Teologia e espiritualidade da celebração
− Resumo sobre a compreensão e a celebração da eucaristia na primeira comunidade cristã a partir da
descrição que nos fizeram At, Lc 24 e 1Cor.
a) A Eucaristia é celebrada dentro do contexto da vida eclesial.
Alguém é incorporado à comunidade por meio dos passos da iniciação (pregação, conversão, fé,
batismo) e começa a viver a vida desta comunidade. Mas no meio desta vida comunitária: a catequese,
a vida fraterna e o espírito de missão no meio da sociedade. Dentro desta vivência se celebra, como
momento de destaque, no primeiro dia da semana, a Eucaristia.
b) Celebra-se com simplicidade e alegria, num clima de louvor a Deus.
At 2,46-47: "alegria", "simplicidade de coração" "e louvor a Deus".
O traço que mais se destaca, é a alegria: uma alegria cúltica, religiosa, de alguém que se sente diante
de Deus e o louva pela salvação que Ele realizou.
Numa comunidade humana, a refeição sempre é motivo de alegria. A imagem da alimentação
exprime: a alegria escatológica e a comunhão salvadora com Deus.
c) Dimensão escatológica da espera da volta do Senhor.
A expressão "maranatha" que aparece no N.T. e depois na "Didaché" 10,6 parece significar sempre
uma reunião cúltica da comunidade. 1Cor 16,22 e Ap 22,20.
É uma atitude de alegre espera que não se relacione necessariamente com a volta do Senhor, mas
como a compreensão escatológica e definitiva da vinda do Messias que experimentaram com a
comunhão: A Eucaristia oferece a melhor experiência sacramental da presença do Senhor
Escatológico.
-=-=-=-=-
- [Tarefas obrigatórias]
1. Transcreva do texto sobre a Eucaristia o trecho que vai de "c) Dimensão escatológica" até "Escatológico.", incluindo este último.
2. Retome o texto sobre a Eucaristia na primeira comunidade cristã e dê continuidade a ele a partir da última frase.

- [Dados fornecidos]
-=-=-=-=-
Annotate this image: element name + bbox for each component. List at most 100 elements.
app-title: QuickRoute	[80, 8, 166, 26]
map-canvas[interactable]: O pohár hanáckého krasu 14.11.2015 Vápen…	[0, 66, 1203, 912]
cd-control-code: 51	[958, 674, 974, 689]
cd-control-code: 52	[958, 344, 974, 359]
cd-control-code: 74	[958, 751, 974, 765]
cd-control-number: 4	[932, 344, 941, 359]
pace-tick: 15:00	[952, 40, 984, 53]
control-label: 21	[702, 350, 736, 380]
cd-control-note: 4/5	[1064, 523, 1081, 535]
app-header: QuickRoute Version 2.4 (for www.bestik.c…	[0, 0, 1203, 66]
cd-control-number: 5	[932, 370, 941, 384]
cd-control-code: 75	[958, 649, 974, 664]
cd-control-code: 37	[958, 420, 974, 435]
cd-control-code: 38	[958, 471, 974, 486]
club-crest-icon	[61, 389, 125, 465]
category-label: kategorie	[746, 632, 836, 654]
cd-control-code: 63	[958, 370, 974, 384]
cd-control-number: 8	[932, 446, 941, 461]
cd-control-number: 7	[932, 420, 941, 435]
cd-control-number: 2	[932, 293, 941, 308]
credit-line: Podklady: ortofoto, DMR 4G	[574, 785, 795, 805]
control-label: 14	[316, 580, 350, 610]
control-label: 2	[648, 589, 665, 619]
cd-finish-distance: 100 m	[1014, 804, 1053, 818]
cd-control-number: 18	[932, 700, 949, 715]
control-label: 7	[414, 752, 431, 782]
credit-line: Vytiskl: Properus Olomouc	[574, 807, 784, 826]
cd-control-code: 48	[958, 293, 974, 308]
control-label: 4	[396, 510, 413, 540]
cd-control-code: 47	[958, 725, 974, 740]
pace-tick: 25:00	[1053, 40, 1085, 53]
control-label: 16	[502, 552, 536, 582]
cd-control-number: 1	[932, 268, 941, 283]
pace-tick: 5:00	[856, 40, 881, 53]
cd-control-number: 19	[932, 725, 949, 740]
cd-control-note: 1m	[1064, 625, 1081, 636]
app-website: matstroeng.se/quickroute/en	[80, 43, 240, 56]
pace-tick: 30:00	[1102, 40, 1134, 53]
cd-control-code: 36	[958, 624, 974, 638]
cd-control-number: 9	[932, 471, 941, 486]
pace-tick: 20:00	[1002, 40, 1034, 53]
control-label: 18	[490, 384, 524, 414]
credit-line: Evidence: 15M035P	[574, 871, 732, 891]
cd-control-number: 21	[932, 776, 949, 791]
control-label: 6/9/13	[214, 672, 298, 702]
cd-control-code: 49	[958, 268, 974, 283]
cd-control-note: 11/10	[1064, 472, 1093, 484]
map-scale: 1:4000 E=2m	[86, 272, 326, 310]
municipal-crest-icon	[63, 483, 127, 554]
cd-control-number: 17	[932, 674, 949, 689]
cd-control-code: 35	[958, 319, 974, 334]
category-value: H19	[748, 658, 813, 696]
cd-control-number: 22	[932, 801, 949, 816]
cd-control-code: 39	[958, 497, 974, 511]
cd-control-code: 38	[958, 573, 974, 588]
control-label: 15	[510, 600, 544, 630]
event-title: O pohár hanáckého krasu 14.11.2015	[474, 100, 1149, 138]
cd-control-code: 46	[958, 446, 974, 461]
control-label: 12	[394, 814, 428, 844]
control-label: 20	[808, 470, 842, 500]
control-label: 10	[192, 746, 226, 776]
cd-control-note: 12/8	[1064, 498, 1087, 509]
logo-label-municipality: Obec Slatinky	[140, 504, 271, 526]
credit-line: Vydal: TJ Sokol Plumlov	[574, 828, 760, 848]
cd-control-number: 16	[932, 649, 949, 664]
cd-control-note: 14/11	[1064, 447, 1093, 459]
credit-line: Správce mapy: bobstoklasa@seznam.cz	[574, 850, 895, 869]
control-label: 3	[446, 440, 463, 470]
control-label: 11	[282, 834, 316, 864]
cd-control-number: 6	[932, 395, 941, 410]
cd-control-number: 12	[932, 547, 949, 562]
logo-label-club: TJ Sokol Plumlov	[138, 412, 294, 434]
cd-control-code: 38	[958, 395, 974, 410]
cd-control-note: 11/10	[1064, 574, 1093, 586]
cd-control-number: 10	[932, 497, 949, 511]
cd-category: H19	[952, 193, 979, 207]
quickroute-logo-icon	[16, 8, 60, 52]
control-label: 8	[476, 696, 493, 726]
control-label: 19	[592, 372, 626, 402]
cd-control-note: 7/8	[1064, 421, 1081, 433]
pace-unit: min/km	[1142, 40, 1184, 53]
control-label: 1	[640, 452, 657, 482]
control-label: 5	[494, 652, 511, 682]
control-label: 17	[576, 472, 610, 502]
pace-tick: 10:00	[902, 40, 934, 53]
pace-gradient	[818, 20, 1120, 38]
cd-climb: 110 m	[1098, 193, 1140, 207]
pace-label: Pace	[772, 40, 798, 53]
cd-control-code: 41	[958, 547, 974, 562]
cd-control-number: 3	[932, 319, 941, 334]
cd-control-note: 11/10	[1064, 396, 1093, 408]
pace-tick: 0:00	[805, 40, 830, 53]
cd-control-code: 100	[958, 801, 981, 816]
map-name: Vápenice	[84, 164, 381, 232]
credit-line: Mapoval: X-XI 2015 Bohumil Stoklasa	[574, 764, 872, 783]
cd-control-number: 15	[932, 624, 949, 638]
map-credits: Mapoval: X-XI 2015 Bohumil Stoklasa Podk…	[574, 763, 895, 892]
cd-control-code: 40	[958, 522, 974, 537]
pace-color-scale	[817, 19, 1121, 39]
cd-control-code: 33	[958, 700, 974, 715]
-=-=-=-=-
- [Respostas por item]
1.
c) Dimensão escatológica da espera da volta do Senhor.
A expressão "maranatha" que aparece no N.T. e depois na "Didaché" 10,6 parece significar sempre
uma reunião cúltica da comunidade. 1Cor 16,22 e Ap 22,20.
É uma atitude de alegre espera que não se relacione necessariamente com a volta do Senhor, mas
como a compreensão escatológica e definitiva da vinda do Messias que experimentaram com a
comunhão: A Eucaristia oferece a melhor experiência sacramental da presença do Senhor
Escatológico.

2.
d) A ideia central é a presença do Senhor ressuscitado no meio dos seus precisamente no contexto
da Eucaristia. O Kyrios ressuscitado se torna presente à sua comunidade principalmente na
Eucaristia, como salvador, como libertador da morte, como aquele que enche de consolo e dá a vida.
Lucas não sublinhava tanto a espera escatológica nem a recordação memorial da morte de Cristo na
cruz, mas sua presença viva hoje, identificando a presença salvadora do Messias com a experiência
eucarística da comunidade.
(As aparições do Ressuscitado com frequência aparecem num contexto de refeição e também algumas
refeições de Jesus pré-pascal relatadas com terminologia eucarística).
Desde que Cristo inaugurou a nova era através de sua morte, os cristãos que não o conheceram em sua
vida terrena e não o vêm podem “encontrar-se com ele” e experimentar assim sua presença viva. E
precisamente as três chaves – PALAVRA, EUCARISTIA, E COMUNIDADE – se concentram de
modo privilegiado na celebração cristã por excelência, a fração do pão. Portanto, é uma catequese
escrita para leitores que não conheceram pessoalmente a Jesus, mas que assiduamente já estão
participando da Eucaristia. Ou seja, para nós.